Extracted records:
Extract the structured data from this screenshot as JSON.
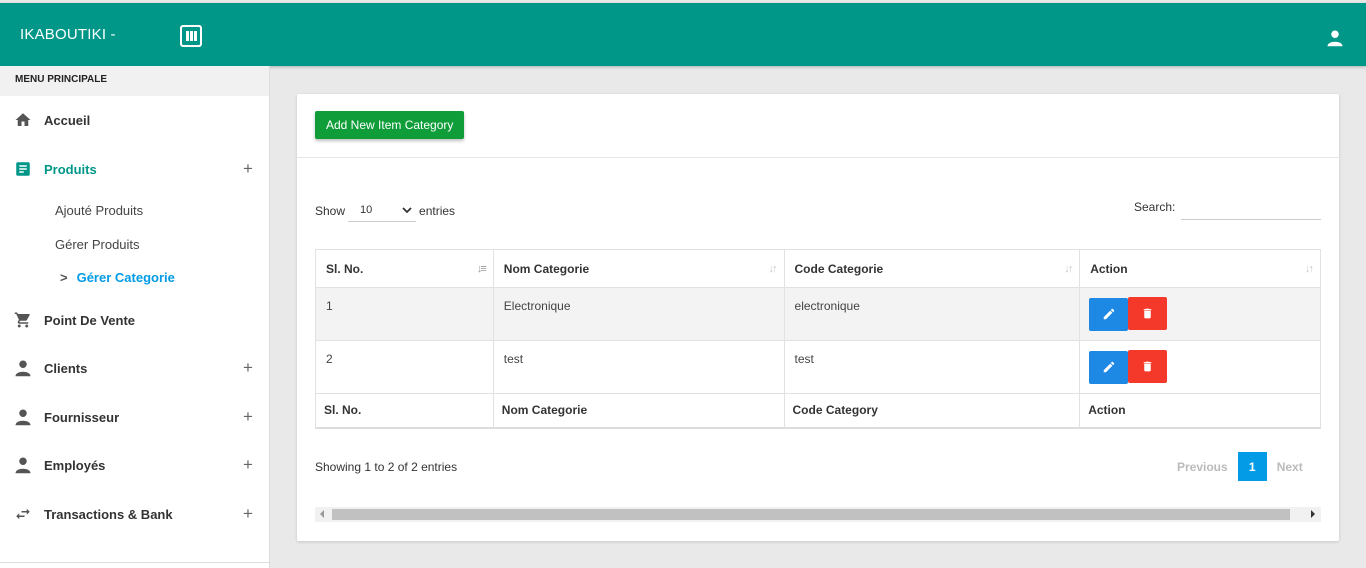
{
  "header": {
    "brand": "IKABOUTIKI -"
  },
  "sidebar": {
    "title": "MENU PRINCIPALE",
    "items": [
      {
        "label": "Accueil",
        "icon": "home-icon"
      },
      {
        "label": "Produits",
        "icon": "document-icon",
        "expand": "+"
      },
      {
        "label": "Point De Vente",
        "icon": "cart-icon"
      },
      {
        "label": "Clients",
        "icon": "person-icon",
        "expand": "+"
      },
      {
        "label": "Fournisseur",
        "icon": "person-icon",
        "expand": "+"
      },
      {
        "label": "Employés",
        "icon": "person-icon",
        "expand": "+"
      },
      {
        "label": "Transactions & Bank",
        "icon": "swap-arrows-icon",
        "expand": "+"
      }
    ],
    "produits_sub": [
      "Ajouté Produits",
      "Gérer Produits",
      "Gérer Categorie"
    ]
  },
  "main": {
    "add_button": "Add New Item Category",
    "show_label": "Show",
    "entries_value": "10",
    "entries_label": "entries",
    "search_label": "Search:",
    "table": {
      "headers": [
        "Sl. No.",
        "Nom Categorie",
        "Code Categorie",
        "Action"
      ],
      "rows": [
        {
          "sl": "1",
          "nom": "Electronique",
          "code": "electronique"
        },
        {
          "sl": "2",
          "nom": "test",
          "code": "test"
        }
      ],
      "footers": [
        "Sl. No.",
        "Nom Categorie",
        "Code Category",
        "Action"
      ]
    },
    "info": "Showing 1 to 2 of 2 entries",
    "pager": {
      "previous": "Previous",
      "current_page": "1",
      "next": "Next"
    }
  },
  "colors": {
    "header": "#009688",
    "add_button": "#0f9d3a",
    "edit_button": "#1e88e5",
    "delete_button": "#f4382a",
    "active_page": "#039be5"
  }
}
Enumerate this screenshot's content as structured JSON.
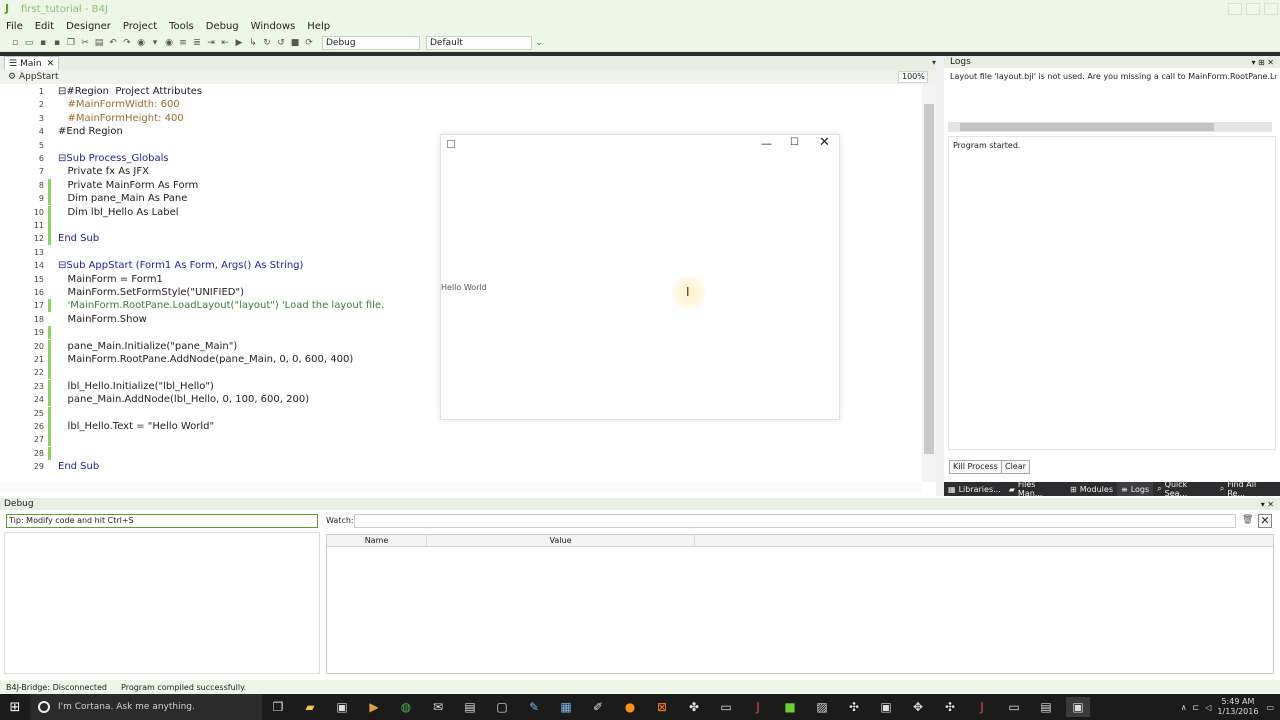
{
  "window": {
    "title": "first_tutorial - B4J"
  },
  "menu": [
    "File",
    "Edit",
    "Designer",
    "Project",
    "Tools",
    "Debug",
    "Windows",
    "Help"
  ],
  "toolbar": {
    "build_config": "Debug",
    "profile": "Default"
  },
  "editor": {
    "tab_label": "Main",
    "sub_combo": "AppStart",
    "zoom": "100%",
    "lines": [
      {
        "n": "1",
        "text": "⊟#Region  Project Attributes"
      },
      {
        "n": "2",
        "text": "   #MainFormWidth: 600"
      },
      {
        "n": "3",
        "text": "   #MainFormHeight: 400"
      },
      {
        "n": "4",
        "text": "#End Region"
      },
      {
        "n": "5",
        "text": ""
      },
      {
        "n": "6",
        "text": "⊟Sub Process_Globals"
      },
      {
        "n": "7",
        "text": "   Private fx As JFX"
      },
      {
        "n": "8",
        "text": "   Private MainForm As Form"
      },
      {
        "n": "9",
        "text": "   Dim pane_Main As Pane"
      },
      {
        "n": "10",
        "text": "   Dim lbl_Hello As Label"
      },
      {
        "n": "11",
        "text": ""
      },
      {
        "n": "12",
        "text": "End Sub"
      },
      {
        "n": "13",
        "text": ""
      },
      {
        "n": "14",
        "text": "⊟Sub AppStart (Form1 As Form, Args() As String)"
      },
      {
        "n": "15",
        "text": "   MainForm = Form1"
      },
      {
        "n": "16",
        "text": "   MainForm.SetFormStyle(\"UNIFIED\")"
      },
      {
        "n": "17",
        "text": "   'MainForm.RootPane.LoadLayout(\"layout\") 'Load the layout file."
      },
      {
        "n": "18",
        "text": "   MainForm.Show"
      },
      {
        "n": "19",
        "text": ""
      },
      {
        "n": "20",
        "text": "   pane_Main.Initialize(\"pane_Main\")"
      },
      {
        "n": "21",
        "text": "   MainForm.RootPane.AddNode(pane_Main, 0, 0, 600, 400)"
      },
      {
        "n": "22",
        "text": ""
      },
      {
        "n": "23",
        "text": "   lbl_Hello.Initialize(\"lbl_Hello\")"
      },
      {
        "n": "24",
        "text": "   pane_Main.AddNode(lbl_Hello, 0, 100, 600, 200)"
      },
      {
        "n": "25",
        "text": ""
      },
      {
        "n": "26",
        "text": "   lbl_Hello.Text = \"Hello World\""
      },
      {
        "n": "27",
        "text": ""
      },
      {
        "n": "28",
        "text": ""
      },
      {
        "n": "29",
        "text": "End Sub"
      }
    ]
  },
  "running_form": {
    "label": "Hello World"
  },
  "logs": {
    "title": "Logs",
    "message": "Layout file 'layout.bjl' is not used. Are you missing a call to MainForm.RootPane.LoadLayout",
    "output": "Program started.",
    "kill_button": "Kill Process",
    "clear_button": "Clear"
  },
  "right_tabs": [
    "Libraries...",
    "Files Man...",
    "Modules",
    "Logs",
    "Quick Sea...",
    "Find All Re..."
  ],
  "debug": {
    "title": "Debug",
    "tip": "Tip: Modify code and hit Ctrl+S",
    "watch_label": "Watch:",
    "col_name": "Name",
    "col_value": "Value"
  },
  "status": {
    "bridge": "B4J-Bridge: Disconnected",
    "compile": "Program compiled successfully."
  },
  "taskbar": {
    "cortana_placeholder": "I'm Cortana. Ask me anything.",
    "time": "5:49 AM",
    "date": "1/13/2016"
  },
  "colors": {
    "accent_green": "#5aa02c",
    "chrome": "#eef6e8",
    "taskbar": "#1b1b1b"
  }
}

Aim of the task — From the data above, work out how many lines contain the string "Project" and reply with only the number.

Answer to this task — 2